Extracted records
□ □ □ □ □
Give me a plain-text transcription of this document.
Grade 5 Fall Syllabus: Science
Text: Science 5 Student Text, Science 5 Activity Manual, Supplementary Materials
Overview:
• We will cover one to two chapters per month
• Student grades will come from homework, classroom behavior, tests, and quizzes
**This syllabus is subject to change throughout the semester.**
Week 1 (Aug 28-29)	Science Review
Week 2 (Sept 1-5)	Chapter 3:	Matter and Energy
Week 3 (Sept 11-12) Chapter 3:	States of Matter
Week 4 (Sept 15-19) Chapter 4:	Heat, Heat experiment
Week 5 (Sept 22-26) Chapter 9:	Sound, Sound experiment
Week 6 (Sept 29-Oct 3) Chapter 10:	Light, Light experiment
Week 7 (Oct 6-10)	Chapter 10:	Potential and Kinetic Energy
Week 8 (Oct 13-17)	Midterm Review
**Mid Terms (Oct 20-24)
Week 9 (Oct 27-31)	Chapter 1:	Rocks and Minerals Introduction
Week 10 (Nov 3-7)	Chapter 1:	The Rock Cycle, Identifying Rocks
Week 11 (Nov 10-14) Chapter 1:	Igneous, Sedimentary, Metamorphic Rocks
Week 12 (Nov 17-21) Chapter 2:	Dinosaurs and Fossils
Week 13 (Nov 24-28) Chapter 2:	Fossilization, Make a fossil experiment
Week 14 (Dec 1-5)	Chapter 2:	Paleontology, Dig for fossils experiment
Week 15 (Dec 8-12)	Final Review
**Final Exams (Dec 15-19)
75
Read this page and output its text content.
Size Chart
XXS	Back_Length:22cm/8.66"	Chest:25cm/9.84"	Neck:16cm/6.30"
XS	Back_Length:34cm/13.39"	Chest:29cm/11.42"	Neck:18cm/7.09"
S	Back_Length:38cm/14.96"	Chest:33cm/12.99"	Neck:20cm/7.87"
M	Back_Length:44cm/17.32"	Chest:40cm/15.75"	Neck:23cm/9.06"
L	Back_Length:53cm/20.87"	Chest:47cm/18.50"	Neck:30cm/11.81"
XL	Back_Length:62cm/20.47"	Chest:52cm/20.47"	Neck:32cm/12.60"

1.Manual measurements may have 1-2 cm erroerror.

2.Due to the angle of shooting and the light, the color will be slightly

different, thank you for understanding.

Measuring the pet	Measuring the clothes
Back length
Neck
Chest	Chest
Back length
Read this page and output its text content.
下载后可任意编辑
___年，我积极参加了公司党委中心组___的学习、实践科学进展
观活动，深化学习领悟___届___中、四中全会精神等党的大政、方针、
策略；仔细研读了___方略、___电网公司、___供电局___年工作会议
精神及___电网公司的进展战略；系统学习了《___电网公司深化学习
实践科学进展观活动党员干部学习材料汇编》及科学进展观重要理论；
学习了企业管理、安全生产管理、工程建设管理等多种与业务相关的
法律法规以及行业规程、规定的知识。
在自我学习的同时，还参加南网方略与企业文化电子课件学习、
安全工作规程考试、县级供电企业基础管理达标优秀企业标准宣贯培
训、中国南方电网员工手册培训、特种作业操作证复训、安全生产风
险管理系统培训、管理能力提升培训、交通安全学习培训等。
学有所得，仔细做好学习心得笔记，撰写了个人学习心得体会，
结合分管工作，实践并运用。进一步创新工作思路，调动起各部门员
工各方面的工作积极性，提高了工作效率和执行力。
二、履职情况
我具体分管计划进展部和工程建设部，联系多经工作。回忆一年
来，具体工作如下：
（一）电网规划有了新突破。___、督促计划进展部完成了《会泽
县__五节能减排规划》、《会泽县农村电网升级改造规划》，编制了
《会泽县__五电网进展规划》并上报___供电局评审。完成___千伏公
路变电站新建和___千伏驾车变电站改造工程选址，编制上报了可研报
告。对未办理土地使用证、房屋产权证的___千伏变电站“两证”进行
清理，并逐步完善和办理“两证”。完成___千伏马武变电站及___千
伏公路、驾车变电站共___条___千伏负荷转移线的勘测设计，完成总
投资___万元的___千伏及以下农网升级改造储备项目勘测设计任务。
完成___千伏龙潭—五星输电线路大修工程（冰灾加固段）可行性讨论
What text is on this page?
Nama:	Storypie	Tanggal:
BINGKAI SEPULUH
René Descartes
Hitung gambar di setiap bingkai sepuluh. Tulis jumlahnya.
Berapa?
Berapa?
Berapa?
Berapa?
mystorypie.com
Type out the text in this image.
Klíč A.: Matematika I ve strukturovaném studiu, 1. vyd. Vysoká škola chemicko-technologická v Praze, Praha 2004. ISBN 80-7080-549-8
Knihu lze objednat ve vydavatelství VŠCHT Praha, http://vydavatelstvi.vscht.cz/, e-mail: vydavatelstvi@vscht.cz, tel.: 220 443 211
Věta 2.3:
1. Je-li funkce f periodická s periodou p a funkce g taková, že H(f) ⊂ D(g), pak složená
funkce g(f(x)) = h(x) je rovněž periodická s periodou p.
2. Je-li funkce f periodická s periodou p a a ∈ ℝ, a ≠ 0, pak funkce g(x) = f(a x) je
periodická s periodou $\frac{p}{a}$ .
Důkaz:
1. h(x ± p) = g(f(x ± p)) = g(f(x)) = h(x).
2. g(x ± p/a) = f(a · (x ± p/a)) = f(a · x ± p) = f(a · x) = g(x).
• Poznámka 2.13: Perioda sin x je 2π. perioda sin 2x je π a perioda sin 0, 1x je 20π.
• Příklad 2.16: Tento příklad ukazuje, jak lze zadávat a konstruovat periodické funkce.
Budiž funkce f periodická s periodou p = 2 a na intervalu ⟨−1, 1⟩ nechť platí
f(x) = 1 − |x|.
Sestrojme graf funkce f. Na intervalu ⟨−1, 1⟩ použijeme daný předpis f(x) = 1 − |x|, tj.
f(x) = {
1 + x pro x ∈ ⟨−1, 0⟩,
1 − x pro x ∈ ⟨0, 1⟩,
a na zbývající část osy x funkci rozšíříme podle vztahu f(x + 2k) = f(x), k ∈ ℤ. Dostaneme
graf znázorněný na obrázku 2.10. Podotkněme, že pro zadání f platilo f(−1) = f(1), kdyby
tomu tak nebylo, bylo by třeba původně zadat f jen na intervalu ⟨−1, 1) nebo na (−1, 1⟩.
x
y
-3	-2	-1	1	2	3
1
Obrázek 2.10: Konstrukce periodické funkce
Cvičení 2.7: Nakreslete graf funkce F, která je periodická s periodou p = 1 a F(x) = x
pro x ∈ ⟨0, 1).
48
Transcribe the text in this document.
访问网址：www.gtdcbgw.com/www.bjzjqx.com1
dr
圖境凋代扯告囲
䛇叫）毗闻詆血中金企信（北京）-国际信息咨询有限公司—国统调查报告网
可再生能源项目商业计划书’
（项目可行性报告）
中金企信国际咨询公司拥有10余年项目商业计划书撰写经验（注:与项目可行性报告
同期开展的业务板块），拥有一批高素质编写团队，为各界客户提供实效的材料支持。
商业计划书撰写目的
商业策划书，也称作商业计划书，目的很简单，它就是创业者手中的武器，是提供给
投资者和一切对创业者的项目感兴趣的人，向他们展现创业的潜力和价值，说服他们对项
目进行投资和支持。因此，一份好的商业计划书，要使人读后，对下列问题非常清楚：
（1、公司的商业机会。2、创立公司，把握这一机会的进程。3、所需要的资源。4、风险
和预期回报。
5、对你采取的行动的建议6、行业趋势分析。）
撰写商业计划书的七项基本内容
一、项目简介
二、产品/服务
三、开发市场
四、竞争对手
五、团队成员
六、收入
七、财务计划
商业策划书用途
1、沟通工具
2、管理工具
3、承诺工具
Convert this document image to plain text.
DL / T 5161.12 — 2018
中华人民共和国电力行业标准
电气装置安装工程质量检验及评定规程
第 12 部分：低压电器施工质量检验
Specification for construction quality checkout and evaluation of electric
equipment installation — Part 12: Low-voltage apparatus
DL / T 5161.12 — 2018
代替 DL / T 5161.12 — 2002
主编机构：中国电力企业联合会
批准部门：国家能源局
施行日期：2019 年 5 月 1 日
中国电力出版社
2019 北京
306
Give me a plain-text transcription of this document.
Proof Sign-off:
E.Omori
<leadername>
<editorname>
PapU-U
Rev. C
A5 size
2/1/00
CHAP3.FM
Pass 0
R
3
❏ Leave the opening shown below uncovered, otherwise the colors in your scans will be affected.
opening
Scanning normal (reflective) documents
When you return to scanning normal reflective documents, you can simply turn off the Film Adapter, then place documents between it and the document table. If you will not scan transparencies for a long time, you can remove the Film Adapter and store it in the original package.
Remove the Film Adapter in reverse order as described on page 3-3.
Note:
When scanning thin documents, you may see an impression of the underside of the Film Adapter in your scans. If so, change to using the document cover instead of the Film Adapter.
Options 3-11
□ □ □ □ □
> **Set exercise**
Look through the material and copy each line that has "scans".

> **Exercise answer**
❏ Leave the opening shown below uncovered, otherwise the colors in your scans will be affected.
When scanning thin documents, you may see an impression of the underside of the Film Adapter in your scans. If so, change to using the document cover instead of the Film Adapter.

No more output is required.